→ TASK REQUIREMENTS:
A. According to the merge request description, which service recalculates namespace-level analyzer statistics when projects are archived?
B. Reproduce the part of the merge request description that begins at the words "Fix Tool Coverage" and stops after the words "reset to zero.".
C. Rewrite the paragraph of the merge request description that begins "This MR fixes a bug" in shorter form, keeping its main facts.

[Begin PROVIDED PASSAGE]

Fix Tool Coverage data update when all projects are archived
What does this MR do and why?
This MR fixes a bug where Tool Coverage statistics were not properly updated when archiving the last project in a namespace/subgroup. The issue occurred specifically when all projects in a namespace became archived, leaving the analyzer namespace statistics with stale data instead of being reset to zero.
Problem Description
When projects are archived, the Security::AnalyzerNamespaceStatuses::AdjustmentService
is responsible for recalculating namespace-level analyzer statistics by aggregating data from unarchived projects. However, there was a critical gap in the SQL query logic:
Before the fix:
- The main query used a
LEFT JOIN
withanalyzer_project_statuses
filtered byarchived = FALSE
- When all projects were archived, this join returned no rows
- The
HAVING count(analyzer_project_statuses.analyzer_type) > 0
clause filtered out empty results - This meant existing
analyzer_namespace_statuses
records were never updated when all projects became archived - The namespace statistics remained at their previous values instead of being reset to zero
Solution
The fix adds a UNION ALL
clause to handle the edge case where all projects are archived:
UNION ALL
-- Handle case where all projects are archived: return 0 counts for existing analyzer types
SELECT DISTINCT
analyzer_namespace_statuses.analyzer_type,
0 AS success,
0 AS failure,
namespace_data.traversal_ids,
namespace_data.namespace_id,
now() AS created_at,
now() AS updated_at
FROM namespace_data
CROSS JOIN analyzer_namespace_statuses
WHERE analyzer_namespace_statuses.namespace_id = namespace_data.namespace_id
AND NOT EXISTS (
SELECT 1
FROM analyzer_project_statuses
WHERE analyzer_project_statuses.archived = FALSE
AND analyzer_project_statuses.analyzer_type = analyzer_namespace_statuses.analyzer_type
AND analyzer_project_statuses.traversal_ids >= namespace_data.traversal_ids
AND analyzer_project_statuses.traversal_ids < namespace_data.next_traversal_id
)
Changelog: fixed EE: true
References
#572794
How to set up and validate locally
Before the fix:
- Create a subgroup
- Import first project
- Import second project
- Run pipeline for first project → "Tool Coverage" stats update correctly
✅ - Run pipeline for second project → "Tool Coverage" stats update correctly
✅ - Archive the first project → "Tool Coverage" stats update correctly
✅ - Archive the second (last) project → "Tool Coverage" stats remain unchanged
❌
After the fix:
- Create a subgroup
- Import first project
- Import second project
- Run pipeline for first project → "Tool Coverage" stats update correctly
✅ - Run pipeline for second project → "Tool Coverage" stats update correctly
✅ - Archive the first project → "Tool Coverage" stats update correctly
✅ - Archive the second (last) project → "Tool Coverage" stats are updated and the counters will be 0 (zero)

[End PROVIDED PASSAGE]
[Begin ENTRIES]

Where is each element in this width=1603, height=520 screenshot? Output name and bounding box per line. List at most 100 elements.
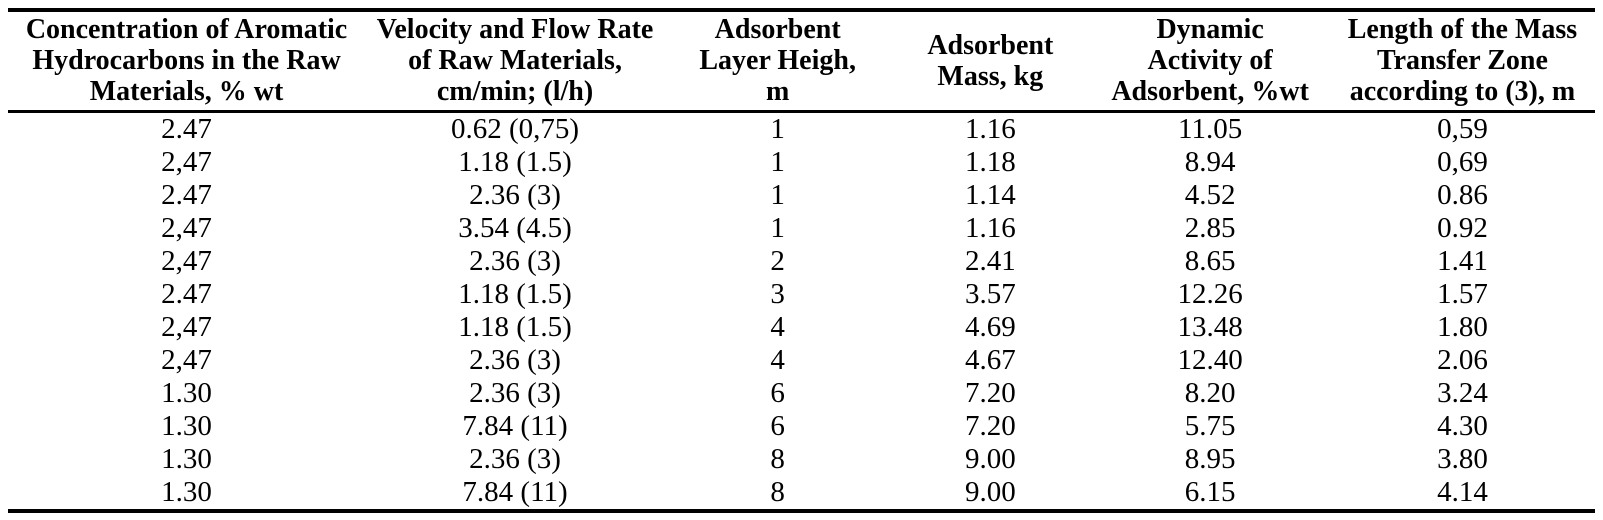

[End ENTRIES]
[Begin ENTRIES]

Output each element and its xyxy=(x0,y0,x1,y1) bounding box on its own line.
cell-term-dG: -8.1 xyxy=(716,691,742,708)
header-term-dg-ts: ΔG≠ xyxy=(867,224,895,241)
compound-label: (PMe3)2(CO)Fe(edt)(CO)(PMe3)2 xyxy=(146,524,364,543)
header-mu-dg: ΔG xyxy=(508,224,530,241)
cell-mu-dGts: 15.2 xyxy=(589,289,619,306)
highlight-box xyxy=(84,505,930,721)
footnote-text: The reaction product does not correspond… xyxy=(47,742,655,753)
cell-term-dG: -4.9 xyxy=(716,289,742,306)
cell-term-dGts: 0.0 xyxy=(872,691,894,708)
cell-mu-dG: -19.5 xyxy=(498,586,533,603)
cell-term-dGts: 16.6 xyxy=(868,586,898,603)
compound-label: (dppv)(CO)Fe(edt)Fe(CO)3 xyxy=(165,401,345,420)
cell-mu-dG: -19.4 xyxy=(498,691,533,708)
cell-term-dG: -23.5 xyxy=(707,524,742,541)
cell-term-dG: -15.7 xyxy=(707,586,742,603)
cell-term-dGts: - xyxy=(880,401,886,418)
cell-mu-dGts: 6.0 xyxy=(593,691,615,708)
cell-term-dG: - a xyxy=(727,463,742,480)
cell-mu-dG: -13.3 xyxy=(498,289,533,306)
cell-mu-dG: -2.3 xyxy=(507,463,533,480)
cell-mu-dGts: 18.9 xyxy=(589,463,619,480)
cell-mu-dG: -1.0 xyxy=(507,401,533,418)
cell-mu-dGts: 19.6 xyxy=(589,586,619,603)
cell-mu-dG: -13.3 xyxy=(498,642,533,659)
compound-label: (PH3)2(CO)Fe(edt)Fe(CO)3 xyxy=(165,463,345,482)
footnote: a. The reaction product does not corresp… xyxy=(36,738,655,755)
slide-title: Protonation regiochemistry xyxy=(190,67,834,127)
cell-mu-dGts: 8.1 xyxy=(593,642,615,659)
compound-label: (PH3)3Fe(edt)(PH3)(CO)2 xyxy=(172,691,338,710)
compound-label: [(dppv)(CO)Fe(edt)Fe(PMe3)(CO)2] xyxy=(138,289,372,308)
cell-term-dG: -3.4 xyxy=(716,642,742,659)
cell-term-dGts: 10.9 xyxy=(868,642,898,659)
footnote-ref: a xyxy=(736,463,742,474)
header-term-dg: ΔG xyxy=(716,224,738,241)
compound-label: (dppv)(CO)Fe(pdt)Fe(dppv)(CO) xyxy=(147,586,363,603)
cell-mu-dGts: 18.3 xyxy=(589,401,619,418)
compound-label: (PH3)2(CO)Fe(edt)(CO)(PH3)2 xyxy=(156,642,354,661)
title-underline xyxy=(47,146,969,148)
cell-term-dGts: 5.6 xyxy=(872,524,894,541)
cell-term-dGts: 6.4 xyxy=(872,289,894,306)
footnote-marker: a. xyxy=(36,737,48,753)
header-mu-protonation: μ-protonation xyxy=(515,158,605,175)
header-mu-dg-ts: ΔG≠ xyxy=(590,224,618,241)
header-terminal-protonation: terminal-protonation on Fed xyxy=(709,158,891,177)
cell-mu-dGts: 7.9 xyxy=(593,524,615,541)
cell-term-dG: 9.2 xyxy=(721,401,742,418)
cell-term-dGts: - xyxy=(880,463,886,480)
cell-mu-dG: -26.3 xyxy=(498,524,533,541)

[End ENTRIES]

→ THE SOLUTIONS:
A. Security::AnalyzerNamespaceStatuses::AdjustmentService

B.
Fix Tool Coverage data update when all projects are archived
What does this MR do and why?
This MR fixes a bug where Tool Coverage statistics were not properly updated when archiving the last project in a namespace/subgroup. The issue occurred specifically when all projects in a namespace became archived, leaving the analyzer namespace statistics with stale data instead of being reset to zero.

C. The MR fixes a bug in which Tool Coverage statistics were not updated when the last project in a namespace or subgroup was archived. The analyzer namespace statistics kept stale data instead of being reset to zero.